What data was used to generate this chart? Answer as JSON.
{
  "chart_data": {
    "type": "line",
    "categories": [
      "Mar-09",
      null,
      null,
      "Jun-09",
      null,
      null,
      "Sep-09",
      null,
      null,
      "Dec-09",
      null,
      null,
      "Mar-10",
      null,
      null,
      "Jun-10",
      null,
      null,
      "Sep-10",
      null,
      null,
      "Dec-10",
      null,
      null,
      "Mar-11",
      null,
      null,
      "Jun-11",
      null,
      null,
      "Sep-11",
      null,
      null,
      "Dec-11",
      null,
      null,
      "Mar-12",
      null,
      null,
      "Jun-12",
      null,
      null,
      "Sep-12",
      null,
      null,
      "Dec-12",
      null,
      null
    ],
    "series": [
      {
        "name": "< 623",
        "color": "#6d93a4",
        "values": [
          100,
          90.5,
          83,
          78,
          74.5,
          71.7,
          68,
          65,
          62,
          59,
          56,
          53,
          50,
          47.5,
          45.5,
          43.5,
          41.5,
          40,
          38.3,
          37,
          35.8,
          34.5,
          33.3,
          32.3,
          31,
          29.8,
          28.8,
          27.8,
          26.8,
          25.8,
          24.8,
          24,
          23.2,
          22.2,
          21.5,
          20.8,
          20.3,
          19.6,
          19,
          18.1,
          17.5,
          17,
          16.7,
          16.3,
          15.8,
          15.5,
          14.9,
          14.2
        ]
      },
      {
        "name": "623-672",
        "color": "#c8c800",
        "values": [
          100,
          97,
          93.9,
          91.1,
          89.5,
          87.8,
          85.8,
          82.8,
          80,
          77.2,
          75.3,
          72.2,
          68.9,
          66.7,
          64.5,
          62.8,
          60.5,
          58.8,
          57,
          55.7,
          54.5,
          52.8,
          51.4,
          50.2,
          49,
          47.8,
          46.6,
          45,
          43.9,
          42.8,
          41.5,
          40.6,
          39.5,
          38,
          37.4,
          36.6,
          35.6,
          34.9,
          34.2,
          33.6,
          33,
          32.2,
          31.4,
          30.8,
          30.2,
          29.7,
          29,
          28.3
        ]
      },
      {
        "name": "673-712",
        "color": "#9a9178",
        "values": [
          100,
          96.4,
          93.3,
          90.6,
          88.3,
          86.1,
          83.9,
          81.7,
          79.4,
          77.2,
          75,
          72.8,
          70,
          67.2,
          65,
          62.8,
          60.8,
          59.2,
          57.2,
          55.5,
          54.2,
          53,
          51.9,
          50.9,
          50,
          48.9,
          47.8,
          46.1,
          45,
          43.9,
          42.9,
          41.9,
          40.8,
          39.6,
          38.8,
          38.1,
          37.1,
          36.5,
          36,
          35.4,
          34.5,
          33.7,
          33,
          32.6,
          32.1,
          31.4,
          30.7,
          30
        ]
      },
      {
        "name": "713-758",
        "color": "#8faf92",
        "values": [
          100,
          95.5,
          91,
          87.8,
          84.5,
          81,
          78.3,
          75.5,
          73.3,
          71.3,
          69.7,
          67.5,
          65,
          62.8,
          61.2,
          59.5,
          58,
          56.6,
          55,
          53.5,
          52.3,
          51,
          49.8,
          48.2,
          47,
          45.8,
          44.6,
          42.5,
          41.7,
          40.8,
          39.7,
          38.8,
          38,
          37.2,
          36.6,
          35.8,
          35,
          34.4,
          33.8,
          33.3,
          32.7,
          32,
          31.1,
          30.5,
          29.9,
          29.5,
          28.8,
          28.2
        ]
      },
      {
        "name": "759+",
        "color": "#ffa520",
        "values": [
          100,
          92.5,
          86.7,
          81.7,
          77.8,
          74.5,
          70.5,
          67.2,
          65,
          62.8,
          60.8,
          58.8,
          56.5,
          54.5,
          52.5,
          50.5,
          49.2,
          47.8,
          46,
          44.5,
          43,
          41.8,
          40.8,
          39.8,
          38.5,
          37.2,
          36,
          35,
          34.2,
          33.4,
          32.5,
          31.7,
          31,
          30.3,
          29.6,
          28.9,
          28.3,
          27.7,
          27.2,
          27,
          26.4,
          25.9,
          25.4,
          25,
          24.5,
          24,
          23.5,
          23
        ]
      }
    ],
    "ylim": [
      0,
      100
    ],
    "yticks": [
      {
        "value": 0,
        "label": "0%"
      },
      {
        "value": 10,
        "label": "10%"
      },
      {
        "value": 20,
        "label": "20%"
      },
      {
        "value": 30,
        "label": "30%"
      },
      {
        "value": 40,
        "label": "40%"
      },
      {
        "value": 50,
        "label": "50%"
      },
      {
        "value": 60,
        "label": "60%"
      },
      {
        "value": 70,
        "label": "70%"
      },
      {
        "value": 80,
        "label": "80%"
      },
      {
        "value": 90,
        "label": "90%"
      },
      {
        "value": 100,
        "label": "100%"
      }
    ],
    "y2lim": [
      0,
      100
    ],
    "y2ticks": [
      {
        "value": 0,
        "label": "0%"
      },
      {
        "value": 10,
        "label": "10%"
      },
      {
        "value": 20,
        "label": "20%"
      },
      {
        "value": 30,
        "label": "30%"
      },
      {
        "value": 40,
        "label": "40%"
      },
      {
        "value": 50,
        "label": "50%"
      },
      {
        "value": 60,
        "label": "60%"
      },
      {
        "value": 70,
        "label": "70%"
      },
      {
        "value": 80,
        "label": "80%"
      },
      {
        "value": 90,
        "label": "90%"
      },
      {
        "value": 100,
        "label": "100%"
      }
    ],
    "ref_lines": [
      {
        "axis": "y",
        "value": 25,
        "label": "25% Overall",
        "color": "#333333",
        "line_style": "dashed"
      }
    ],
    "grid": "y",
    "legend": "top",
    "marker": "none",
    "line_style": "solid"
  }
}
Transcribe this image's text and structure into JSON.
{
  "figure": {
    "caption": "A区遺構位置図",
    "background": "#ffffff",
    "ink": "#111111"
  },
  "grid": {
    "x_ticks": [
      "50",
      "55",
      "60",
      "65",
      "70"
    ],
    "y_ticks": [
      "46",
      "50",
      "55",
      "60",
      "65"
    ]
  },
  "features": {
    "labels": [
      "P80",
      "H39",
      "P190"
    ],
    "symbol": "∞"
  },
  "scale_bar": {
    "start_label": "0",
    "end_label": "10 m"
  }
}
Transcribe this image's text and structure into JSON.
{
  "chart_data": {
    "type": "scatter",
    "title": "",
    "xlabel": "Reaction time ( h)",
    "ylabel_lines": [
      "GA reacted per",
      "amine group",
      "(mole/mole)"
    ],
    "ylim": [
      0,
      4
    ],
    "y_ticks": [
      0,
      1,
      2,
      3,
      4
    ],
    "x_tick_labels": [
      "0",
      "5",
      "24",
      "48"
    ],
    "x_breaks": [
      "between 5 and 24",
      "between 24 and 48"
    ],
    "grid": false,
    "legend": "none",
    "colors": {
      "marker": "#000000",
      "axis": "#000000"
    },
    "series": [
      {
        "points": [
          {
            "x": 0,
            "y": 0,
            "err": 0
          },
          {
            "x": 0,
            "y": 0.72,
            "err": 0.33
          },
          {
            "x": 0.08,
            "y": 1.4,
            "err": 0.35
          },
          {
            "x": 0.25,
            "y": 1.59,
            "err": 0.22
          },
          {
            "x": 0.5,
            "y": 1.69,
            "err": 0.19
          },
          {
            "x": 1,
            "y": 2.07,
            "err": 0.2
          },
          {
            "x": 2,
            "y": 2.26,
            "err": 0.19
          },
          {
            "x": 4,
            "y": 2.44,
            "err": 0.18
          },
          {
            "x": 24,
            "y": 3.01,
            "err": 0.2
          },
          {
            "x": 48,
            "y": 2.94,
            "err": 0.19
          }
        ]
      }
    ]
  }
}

> _What is needed_: Write out all the data again, exactly as it appears.

> _Response to the task_:
What data was used to generate this chart? Answer as JSON.
{
  "chart_data": {
    "type": "line",
    "categories": [
      "Mar-09",
      null,
      null,
      "Jun-09",
      null,
      null,
      "Sep-09",
      null,
      null,
      "Dec-09",
      null,
      null,
      "Mar-10",
      null,
      null,
      "Jun-10",
      null,
      null,
      "Sep-10",
      null,
      null,
      "Dec-10",
      null,
      null,
      "Mar-11",
      null,
      null,
      "Jun-11",
      null,
      null,
      "Sep-11",
      null,
      null,
      "Dec-11",
      null,
      null,
      "Mar-12",
      null,
      null,
      "Jun-12",
      null,
      null,
      "Sep-12",
      null,
      null,
      "Dec-12",
      null,
      null
    ],
    "series": [
      {
        "name": "< 623",
        "color": "#6d93a4",
        "values": [
          100,
          90.5,
          83,
          78,
          74.5,
          71.7,
          68,
          65,
          62,
          59,
          56,
          53,
          50,
          47.5,
          45.5,
          43.5,
          41.5,
          40,
          38.3,
          37,
          35.8,
          34.5,
          33.3,
          32.3,
          31,
          29.8,
          28.8,
          27.8,
          26.8,
          25.8,
          24.8,
          24,
          23.2,
          22.2,
          21.5,
          20.8,
          20.3,
          19.6,
          19,
          18.1,
          17.5,
          17,
          16.7,
          16.3,
          15.8,
          15.5,
          14.9,
          14.2
        ]
      },
      {
        "name": "623-672",
        "color": "#c8c800",
        "values": [
          100,
          97,
          93.9,
          91.1,
          89.5,
          87.8,
          85.8,
          82.8,
          80,
          77.2,
          75.3,
          72.2,
          68.9,
          66.7,
          64.5,
          62.8,
          60.5,
          58.8,
          57,
          55.7,
          54.5,
          52.8,
          51.4,
          50.2,
          49,
          47.8,
          46.6,
          45,
          43.9,
          42.8,
          41.5,
          40.6,
          39.5,
          38,
          37.4,
          36.6,
          35.6,
          34.9,
          34.2,
          33.6,
          33,
          32.2,
          31.4,
          30.8,
          30.2,
          29.7,
          29,
          28.3
        ]
      },
      {
        "name": "673-712",
        "color": "#9a9178",
        "values": [
          100,
          96.4,
          93.3,
          90.6,
          88.3,
          86.1,
          83.9,
          81.7,
          79.4,
          77.2,
          75,
          72.8,
          70,
          67.2,
          65,
          62.8,
          60.8,
          59.2,
          57.2,
          55.5,
          54.2,
          53,
          51.9,
          50.9,
          50,
          48.9,
          47.8,
          46.1,
          45,
          43.9,
          42.9,
          41.9,
          40.8,
          39.6,
          38.8,
          38.1,
          37.1,
          36.5,
          36,
          35.4,
          34.5,
          33.7,
          33,
          32.6,
          32.1,
          31.4,
          30.7,
          30
        ]
      },
      {
        "name": "713-758",
        "color": "#8faf92",
        "values": [
          100,
          95.5,
          91,
          87.8,
          84.5,
          81,
          78.3,
          75.5,
          73.3,
          71.3,
          69.7,
          67.5,
          65,
          62.8,
          61.2,
          59.5,
          58,
          56.6,
          55,
          53.5,
          52.3,
          51,
          49.8,
          48.2,
          47,
          45.8,
          44.6,
          42.5,
          41.7,
          40.8,
          39.7,
          38.8,
          38,
          37.2,
          36.6,
          35.8,
          35,
          34.4,
          33.8,
          33.3,
          32.7,
          32,
          31.1,
          30.5,
          29.9,
          29.5,
          28.8,
          28.2
        ]
      },
      {
        "name": "759+",
        "color": "#ffa520",
        "values": [
          100,
          92.5,
          86.7,
          81.7,
          77.8,
          74.5,
          70.5,
          67.2,
          65,
          62.8,
          60.8,
          58.8,
          56.5,
          54.5,
          52.5,
          50.5,
          49.2,
          47.8,
          46,
          44.5,
          43,
          41.8,
          40.8,
          39.8,
          38.5,
          37.2,
          36,
          35,
          34.2,
          33.4,
          32.5,
          31.7,
          31,
          30.3,
          29.6,
          28.9,
          28.3,
          27.7,
          27.2,
          27,
          26.4,
          25.9,
          25.4,
          25,
          24.5,
          24,
          23.5,
          23
        ]
      }
    ],
    "ylim": [
      0,
      100
    ],
    "yticks": [
      {
        "value": 0,
        "label": "0%"
      },
      {
        "value": 10,
        "label": "10%"
      },
      {
        "value": 20,
        "label": "20%"
      },
      {
        "value": 30,
        "label": "30%"
      },
      {
        "value": 40,
        "label": "40%"
      },
      {
        "value": 50,
        "label": "50%"
      },
      {
        "value": 60,
        "label": "60%"
      },
      {
        "value": 70,
        "label": "70%"
      },
      {
        "value": 80,
        "label": "80%"
      },
      {
        "value": 90,
        "label": "90%"
      },
      {
        "value": 100,
        "label": "100%"
      }
    ],
    "y2lim": [
      0,
      100
    ],
    "y2ticks": [
      {
        "value": 0,
        "label": "0%"
      },
      {
        "value": 10,
        "label": "10%"
      },
      {
        "value": 20,
        "label": "20%"
      },
      {
        "value": 30,
        "label": "30%"
      },
      {
        "value": 40,
        "label": "40%"
      },
      {
        "value": 50,
        "label": "50%"
      },
      {
        "value": 60,
        "label": "60%"
      },
      {
        "value": 70,
        "label": "70%"
      },
      {
        "value": 80,
        "label": "80%"
      },
      {
        "value": 90,
        "label": "90%"
      },
      {
        "value": 100,
        "label": "100%"
      }
    ],
    "ref_lines": [
      {
        "axis": "y",
        "value": 25,
        "label": "25% Overall",
        "color": "#333333",
        "line_style": "dashed"
      }
    ],
    "grid": "y",
    "legend": "top",
    "marker": "none",
    "line_style": "solid"
  }
}
Transcribe this image's text and structure into JSON.
{
  "figure": {
    "caption": "A区遺構位置図",
    "background": "#ffffff",
    "ink": "#111111"
  },
  "grid": {
    "x_ticks": [
      "50",
      "55",
      "60",
      "65",
      "70"
    ],
    "y_ticks": [
      "46",
      "50",
      "55",
      "60",
      "65"
    ]
  },
  "features": {
    "labels": [
      "P80",
      "H39",
      "P190"
    ],
    "symbol": "∞"
  },
  "scale_bar": {
    "start_label": "0",
    "end_label": "10 m"
  }
}
Transcribe this image's text and structure into JSON.
{
  "chart_data": {
    "type": "scatter",
    "title": "",
    "xlabel": "Reaction time ( h)",
    "ylabel_lines": [
      "GA reacted per",
      "amine group",
      "(mole/mole)"
    ],
    "ylim": [
      0,
      4
    ],
    "y_ticks": [
      0,
      1,
      2,
      3,
      4
    ],
    "x_tick_labels": [
      "0",
      "5",
      "24",
      "48"
    ],
    "x_breaks": [
      "between 5 and 24",
      "between 24 and 48"
    ],
    "grid": false,
    "legend": "none",
    "colors": {
      "marker": "#000000",
      "axis": "#000000"
    },
    "series": [
      {
        "points": [
          {
            "x": 0,
            "y": 0,
            "err": 0
          },
          {
            "x": 0,
            "y": 0.72,
            "err": 0.33
          },
          {
            "x": 0.08,
            "y": 1.4,
            "err": 0.35
          },
          {
            "x": 0.25,
            "y": 1.59,
            "err": 0.22
          },
          {
            "x": 0.5,
            "y": 1.69,
            "err": 0.19
          },
          {
            "x": 1,
            "y": 2.07,
            "err": 0.2
          },
          {
            "x": 2,
            "y": 2.26,
            "err": 0.19
          },
          {
            "x": 4,
            "y": 2.44,
            "err": 0.18
          },
          {
            "x": 24,
            "y": 3.01,
            "err": 0.2
          },
          {
            "x": 48,
            "y": 2.94,
            "err": 0.19
          }
        ]
      }
    ]
  }
}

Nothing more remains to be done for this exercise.